Stored data entries
::::::::::

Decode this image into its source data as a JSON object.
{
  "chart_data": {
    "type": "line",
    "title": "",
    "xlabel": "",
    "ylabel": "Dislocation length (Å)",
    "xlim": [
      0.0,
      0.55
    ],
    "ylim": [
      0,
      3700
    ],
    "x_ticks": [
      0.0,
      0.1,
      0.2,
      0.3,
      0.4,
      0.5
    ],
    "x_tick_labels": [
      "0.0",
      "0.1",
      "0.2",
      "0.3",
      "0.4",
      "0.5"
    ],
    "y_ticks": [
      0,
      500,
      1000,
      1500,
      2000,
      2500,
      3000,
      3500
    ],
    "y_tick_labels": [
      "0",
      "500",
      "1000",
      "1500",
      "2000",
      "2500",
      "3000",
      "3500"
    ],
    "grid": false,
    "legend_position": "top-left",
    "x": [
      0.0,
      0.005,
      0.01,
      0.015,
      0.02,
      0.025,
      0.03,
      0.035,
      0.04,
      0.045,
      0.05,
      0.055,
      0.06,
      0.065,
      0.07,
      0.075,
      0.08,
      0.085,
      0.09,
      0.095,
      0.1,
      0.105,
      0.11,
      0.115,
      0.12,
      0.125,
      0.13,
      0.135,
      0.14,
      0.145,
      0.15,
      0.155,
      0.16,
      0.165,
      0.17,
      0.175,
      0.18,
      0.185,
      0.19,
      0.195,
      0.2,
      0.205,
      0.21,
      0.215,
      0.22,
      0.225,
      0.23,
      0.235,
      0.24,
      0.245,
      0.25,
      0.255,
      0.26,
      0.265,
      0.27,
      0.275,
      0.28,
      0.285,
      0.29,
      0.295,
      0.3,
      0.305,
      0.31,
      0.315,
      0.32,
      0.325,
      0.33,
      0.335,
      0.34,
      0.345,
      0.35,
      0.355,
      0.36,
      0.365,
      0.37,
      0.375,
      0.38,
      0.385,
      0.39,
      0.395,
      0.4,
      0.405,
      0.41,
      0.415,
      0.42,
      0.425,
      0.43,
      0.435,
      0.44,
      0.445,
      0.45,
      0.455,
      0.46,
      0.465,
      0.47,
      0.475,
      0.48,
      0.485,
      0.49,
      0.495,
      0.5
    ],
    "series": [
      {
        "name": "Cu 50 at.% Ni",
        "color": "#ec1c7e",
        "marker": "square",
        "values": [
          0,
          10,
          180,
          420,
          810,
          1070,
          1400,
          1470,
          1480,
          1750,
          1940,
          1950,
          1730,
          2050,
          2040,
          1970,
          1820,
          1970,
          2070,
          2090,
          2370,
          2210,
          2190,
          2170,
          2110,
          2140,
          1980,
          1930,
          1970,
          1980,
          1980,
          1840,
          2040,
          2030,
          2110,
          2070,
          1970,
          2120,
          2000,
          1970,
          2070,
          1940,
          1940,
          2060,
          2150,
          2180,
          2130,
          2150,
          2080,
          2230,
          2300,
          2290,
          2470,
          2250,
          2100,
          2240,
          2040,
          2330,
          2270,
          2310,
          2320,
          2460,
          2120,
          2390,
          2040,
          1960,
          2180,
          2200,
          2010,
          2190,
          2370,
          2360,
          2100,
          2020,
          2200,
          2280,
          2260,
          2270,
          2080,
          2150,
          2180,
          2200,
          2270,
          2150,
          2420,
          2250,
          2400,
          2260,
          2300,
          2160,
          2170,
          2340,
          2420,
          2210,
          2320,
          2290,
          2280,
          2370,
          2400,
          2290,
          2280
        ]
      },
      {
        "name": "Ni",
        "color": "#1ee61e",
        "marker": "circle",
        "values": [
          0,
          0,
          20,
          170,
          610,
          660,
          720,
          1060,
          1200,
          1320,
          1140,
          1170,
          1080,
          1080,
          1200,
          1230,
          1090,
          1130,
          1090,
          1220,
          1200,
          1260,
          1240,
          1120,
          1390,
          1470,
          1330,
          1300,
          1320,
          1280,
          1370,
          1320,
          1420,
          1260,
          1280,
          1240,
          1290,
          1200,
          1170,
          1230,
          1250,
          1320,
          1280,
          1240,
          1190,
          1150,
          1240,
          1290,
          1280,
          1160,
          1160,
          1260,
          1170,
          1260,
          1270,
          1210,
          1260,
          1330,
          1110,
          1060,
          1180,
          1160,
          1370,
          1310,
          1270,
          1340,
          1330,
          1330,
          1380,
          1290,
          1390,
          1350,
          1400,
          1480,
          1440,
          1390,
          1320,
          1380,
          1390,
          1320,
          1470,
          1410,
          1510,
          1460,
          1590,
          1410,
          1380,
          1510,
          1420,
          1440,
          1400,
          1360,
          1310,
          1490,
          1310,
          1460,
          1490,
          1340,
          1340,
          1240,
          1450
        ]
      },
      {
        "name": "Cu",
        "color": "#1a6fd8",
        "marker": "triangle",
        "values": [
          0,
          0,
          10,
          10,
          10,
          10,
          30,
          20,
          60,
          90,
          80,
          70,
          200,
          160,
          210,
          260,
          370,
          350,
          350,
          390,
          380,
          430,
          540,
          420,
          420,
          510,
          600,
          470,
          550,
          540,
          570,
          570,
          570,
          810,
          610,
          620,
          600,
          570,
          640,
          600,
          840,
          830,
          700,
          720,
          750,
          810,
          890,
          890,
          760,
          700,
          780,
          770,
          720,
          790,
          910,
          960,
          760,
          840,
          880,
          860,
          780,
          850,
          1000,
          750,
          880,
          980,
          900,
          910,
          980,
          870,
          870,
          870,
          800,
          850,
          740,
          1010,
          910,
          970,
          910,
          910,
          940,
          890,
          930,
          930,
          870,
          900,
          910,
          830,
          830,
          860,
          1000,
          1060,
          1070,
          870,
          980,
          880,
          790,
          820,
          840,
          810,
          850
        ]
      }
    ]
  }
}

::::::::::

> **TASK**
Return each line of the data exactly as written above.

> **PROBLEM SOLUTION**
Decode this image into its source data as a JSON object.
{
  "chart_data": {
    "type": "line",
    "title": "",
    "xlabel": "",
    "ylabel": "Dislocation length (Å)",
    "xlim": [
      0.0,
      0.55
    ],
    "ylim": [
      0,
      3700
    ],
    "x_ticks": [
      0.0,
      0.1,
      0.2,
      0.3,
      0.4,
      0.5
    ],
    "x_tick_labels": [
      "0.0",
      "0.1",
      "0.2",
      "0.3",
      "0.4",
      "0.5"
    ],
    "y_ticks": [
      0,
      500,
      1000,
      1500,
      2000,
      2500,
      3000,
      3500
    ],
    "y_tick_labels": [
      "0",
      "500",
      "1000",
      "1500",
      "2000",
      "2500",
      "3000",
      "3500"
    ],
    "grid": false,
    "legend_position": "top-left",
    "x": [
      0.0,
      0.005,
      0.01,
      0.015,
      0.02,
      0.025,
      0.03,
      0.035,
      0.04,
      0.045,
      0.05,
      0.055,
      0.06,
      0.065,
      0.07,
      0.075,
      0.08,
      0.085,
      0.09,
      0.095,
      0.1,
      0.105,
      0.11,
      0.115,
      0.12,
      0.125,
      0.13,
      0.135,
      0.14,
      0.145,
      0.15,
      0.155,
      0.16,
      0.165,
      0.17,
      0.175,
      0.18,
      0.185,
      0.19,
      0.195,
      0.2,
      0.205,
      0.21,
      0.215,
      0.22,
      0.225,
      0.23,
      0.235,
      0.24,
      0.245,
      0.25,
      0.255,
      0.26,
      0.265,
      0.27,
      0.275,
      0.28,
      0.285,
      0.29,
      0.295,
      0.3,
      0.305,
      0.31,
      0.315,
      0.32,
      0.325,
      0.33,
      0.335,
      0.34,
      0.345,
      0.35,
      0.355,
      0.36,
      0.365,
      0.37,
      0.375,
      0.38,
      0.385,
      0.39,
      0.395,
      0.4,
      0.405,
      0.41,
      0.415,
      0.42,
      0.425,
      0.43,
      0.435,
      0.44,
      0.445,
      0.45,
      0.455,
      0.46,
      0.465,
      0.47,
      0.475,
      0.48,
      0.485,
      0.49,
      0.495,
      0.5
    ],
    "series": [
      {
        "name": "Cu 50 at.% Ni",
        "color": "#ec1c7e",
        "marker": "square",
        "values": [
          0,
          10,
          180,
          420,
          810,
          1070,
          1400,
          1470,
          1480,
          1750,
          1940,
          1950,
          1730,
          2050,
          2040,
          1970,
          1820,
          1970,
          2070,
          2090,
          2370,
          2210,
          2190,
          2170,
          2110,
          2140,
          1980,
          1930,
          1970,
          1980,
          1980,
          1840,
          2040,
          2030,
          2110,
          2070,
          1970,
          2120,
          2000,
          1970,
          2070,
          1940,
          1940,
          2060,
          2150,
          2180,
          2130,
          2150,
          2080,
          2230,
          2300,
          2290,
          2470,
          2250,
          2100,
          2240,
          2040,
          2330,
          2270,
          2310,
          2320,
          2460,
          2120,
          2390,
          2040,
          1960,
          2180,
          2200,
          2010,
          2190,
          2370,
          2360,
          2100,
          2020,
          2200,
          2280,
          2260,
          2270,
          2080,
          2150,
          2180,
          2200,
          2270,
          2150,
          2420,
          2250,
          2400,
          2260,
          2300,
          2160,
          2170,
          2340,
          2420,
          2210,
          2320,
          2290,
          2280,
          2370,
          2400,
          2290,
          2280
        ]
      },
      {
        "name": "Ni",
        "color": "#1ee61e",
        "marker": "circle",
        "values": [
          0,
          0,
          20,
          170,
          610,
          660,
          720,
          1060,
          1200,
          1320,
          1140,
          1170,
          1080,
          1080,
          1200,
          1230,
          1090,
          1130,
          1090,
          1220,
          1200,
          1260,
          1240,
          1120,
          1390,
          1470,
          1330,
          1300,
          1320,
          1280,
          1370,
          1320,
          1420,
          1260,
          1280,
          1240,
          1290,
          1200,
          1170,
          1230,
          1250,
          1320,
          1280,
          1240,
          1190,
          1150,
          1240,
          1290,
          1280,
          1160,
          1160,
          1260,
          1170,
          1260,
          1270,
          1210,
          1260,
          1330,
          1110,
          1060,
          1180,
          1160,
          1370,
          1310,
          1270,
          1340,
          1330,
          1330,
          1380,
          1290,
          1390,
          1350,
          1400,
          1480,
          1440,
          1390,
          1320,
          1380,
          1390,
          1320,
          1470,
          1410,
          1510,
          1460,
          1590,
          1410,
          1380,
          1510,
          1420,
          1440,
          1400,
          1360,
          1310,
          1490,
          1310,
          1460,
          1490,
          1340,
          1340,
          1240,
          1450
        ]
      },
      {
        "name": "Cu",
        "color": "#1a6fd8",
        "marker": "triangle",
        "values": [
          0,
          0,
          10,
          10,
          10,
          10,
          30,
          20,
          60,
          90,
          80,
          70,
          200,
          160,
          210,
          260,
          370,
          350,
          350,
          390,
          380,
          430,
          540,
          420,
          420,
          510,
          600,
          470,
          550,
          540,
          570,
          570,
          570,
          810,
          610,
          620,
          600,
          570,
          640,
          600,
          840,
          830,
          700,
          720,
          750,
          810,
          890,
          890,
          760,
          700,
          780,
          770,
          720,
          790,
          910,
          960,
          760,
          840,
          880,
          860,
          780,
          850,
          1000,
          750,
          880,
          980,
          900,
          910,
          980,
          870,
          870,
          870,
          800,
          850,
          740,
          1010,
          910,
          970,
          910,
          910,
          940,
          890,
          930,
          930,
          870,
          900,
          910,
          830,
          830,
          860,
          1000,
          1060,
          1070,
          870,
          980,
          880,
          790,
          820,
          840,
          810,
          850
        ]
      }
    ]
  }
}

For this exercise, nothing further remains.